— Start SOURCE DOCUMENT —
Last updated 6/10/2016
Audio: Guitar background music plays.
Visual: Video opens to a blank notebook with the Walden University and Writing Center logo. The words “Walden University Writing Center” and “Your writing, grammar, and APA experts” appears. The screen then fades to the video’s title slide with the playlist name “Structuring Sentences” and the Walden University and Writing Center logo. The video title “Common Error—Subject–Verb Disagreement” fades in.
The screen changes to the following slide:
Common Error #3: Subject–Verb Disagreement
Subject and verb “disagree” in terms of number (singular subject/plural verb or plural subject/singular verb)
Audio: So the next common error that we often see with simple sentences is with subject-verb disagreement. So this is where the subject and the verb disagree in terms of numbers. So if you -- you might have a singular subject with a plural verb or a plural subject with a singular verb. These would be examples of subject-verb disagreement.
Visual: Slide #21 opens “Subject–Verb Disagreement Examples” with two bulleted example sentences at the bottom. Each example has a large open space below it.
Audio: In the first example, we have “Twenty people has applied for the job.” So the first thing we want to do here is to determine the main subject, and then we want to determine the main verb. We've got to find that main subject and find that main verb, and then we're going to be able to make sure that our subject and verb agree with each other. So in this sentence, we've got “Twenty people”, so “people” is our subject. And then our main verb here is “has,” right? So because “people” is our subject and “people” is plural, then we also have to make sure that “has” becomes plural.
Visual: A text box appears below the first example with a suggested revision.
Audio: And so to fix this one, I would say “Twenty people have applied for the job.” So “people” is plural, therefore “have” also needs to be plural. In this next example, this one gets a little bit more tricky because here we've got a complex subject, and we've got to be able to break it down and find the main part of that subject to figure out what part of that needs to agree with the verb. So here we have “Following pressure from peers often lead to teenagers engaging in risky behavior.”
— End SOURCE DOCUMENT —
— Start DATA PROVIDED —
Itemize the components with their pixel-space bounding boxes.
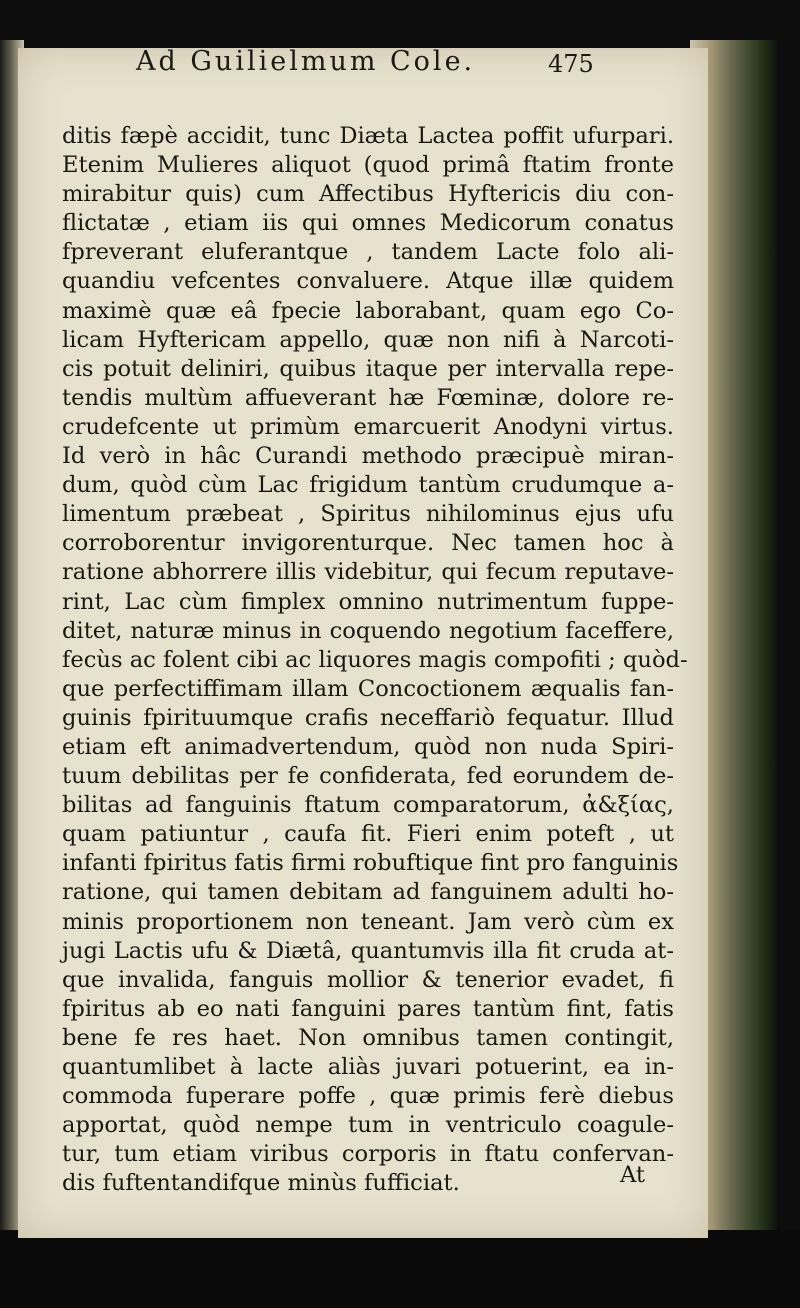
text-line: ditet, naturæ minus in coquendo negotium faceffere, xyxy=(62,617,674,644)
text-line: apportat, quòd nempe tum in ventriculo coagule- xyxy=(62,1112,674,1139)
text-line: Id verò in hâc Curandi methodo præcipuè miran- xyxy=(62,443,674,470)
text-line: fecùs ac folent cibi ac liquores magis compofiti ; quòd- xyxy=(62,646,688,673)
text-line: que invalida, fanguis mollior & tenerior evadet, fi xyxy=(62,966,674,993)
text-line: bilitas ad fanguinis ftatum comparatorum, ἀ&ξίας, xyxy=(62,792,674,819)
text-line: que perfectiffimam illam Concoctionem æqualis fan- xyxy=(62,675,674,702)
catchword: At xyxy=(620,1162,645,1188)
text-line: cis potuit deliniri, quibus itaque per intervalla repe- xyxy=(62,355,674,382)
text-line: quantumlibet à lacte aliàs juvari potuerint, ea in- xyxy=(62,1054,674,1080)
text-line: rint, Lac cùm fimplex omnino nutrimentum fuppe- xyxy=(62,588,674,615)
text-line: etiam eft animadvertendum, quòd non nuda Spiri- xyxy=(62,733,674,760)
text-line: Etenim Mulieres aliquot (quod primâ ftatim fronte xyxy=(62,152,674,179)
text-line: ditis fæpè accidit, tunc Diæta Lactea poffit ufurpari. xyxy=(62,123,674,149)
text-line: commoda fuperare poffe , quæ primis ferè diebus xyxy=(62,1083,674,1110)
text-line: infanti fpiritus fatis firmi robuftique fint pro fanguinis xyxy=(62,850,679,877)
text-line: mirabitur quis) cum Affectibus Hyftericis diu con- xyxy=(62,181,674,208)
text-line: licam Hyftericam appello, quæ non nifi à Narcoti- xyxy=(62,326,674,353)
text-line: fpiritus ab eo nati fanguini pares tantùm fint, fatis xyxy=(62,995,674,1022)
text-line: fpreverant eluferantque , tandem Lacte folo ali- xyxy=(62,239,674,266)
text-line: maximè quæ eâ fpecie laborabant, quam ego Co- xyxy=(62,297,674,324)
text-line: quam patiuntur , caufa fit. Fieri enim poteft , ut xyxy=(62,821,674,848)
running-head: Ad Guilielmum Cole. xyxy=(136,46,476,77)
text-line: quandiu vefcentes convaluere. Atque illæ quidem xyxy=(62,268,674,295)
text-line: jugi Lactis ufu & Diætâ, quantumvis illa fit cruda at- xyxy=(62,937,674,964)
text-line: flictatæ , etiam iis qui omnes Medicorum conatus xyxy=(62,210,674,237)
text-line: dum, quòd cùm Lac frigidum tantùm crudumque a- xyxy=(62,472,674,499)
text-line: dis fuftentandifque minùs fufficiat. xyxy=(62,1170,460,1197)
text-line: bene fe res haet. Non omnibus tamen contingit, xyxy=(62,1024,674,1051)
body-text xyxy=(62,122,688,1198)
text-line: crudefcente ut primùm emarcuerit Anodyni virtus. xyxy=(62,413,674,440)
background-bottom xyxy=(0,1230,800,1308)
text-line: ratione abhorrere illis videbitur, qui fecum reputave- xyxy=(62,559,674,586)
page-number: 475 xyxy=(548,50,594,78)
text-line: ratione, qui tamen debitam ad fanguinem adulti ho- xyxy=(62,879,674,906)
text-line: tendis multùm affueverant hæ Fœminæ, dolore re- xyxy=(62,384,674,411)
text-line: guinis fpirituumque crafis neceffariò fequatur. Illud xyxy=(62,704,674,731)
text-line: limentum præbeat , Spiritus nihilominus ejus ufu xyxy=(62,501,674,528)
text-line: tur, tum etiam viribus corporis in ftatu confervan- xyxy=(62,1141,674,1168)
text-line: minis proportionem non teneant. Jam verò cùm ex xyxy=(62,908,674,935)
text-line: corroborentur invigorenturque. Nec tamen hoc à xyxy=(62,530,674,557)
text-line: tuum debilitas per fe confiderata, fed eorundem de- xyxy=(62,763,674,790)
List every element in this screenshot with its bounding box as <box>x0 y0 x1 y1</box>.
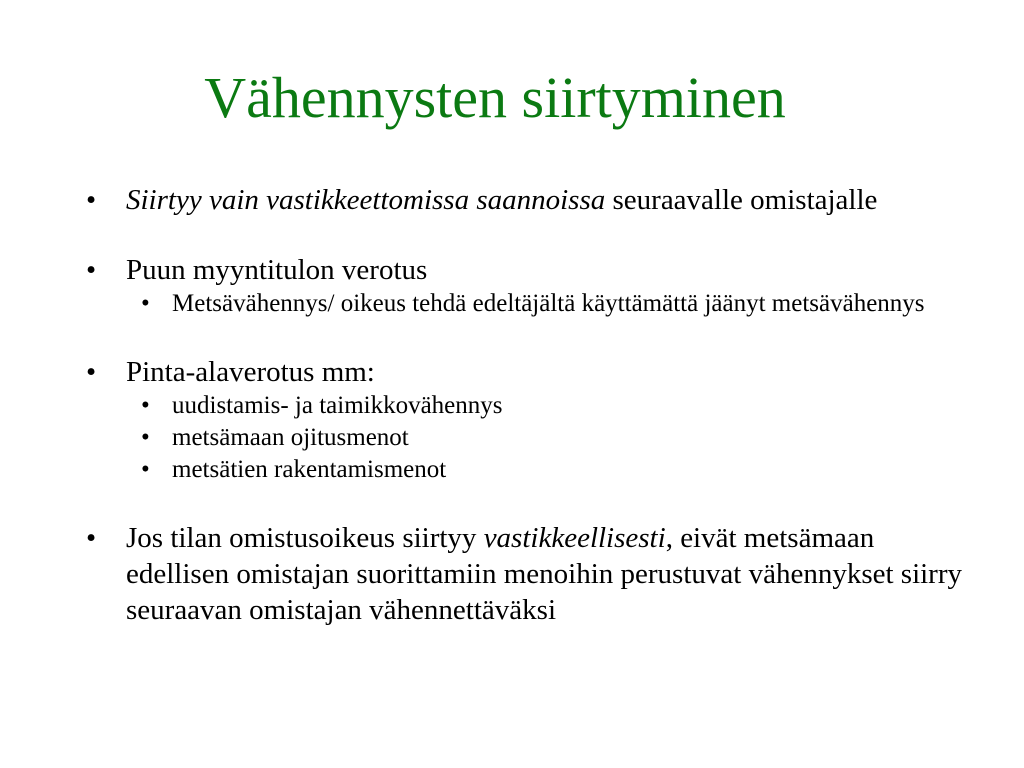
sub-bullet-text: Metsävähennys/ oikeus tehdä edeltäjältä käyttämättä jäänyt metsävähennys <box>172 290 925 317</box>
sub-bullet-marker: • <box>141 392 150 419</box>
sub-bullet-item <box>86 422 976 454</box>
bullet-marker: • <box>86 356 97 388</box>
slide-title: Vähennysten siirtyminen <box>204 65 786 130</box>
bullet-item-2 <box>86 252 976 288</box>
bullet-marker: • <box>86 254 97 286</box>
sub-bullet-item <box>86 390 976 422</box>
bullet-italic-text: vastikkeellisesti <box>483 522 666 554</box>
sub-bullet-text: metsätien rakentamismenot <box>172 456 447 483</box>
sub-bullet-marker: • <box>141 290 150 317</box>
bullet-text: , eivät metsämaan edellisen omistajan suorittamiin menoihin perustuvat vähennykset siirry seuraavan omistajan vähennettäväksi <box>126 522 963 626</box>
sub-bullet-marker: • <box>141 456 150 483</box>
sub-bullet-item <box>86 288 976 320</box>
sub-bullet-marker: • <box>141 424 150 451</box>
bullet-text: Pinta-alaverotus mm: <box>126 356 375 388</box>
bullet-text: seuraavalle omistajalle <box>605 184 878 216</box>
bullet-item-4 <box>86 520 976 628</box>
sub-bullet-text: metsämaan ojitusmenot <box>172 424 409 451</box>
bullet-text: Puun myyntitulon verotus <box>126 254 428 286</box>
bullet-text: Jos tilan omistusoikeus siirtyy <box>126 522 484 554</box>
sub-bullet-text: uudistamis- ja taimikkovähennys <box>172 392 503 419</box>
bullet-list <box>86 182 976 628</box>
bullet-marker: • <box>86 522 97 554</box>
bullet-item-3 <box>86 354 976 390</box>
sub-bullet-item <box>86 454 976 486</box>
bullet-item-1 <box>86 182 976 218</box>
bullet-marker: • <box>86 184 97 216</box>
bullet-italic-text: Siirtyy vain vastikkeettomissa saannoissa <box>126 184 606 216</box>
— End DATA PROVIDED —
• _SHORT PROBLEM_:
Quote word for word the passage of the subject–verb disagreement transcript that begins with "Audio: So the" and ends with "space below it.".

• _OUTPUT OF THE TASK_:
Audio: So the next common error that we often see with simple sentences is with subject-verb disagreement. So this is where the subject and the verb disagree in terms of numbers. So if you -- you might have a singular subject with a plural verb or a plural subject with a singular verb. These would be examples of subject-verb disagreement.
Visual: Slide #21 opens “Subject–Verb Disagreement Examples” with two bulleted example sentences at the bottom. Each example has a large open space below it.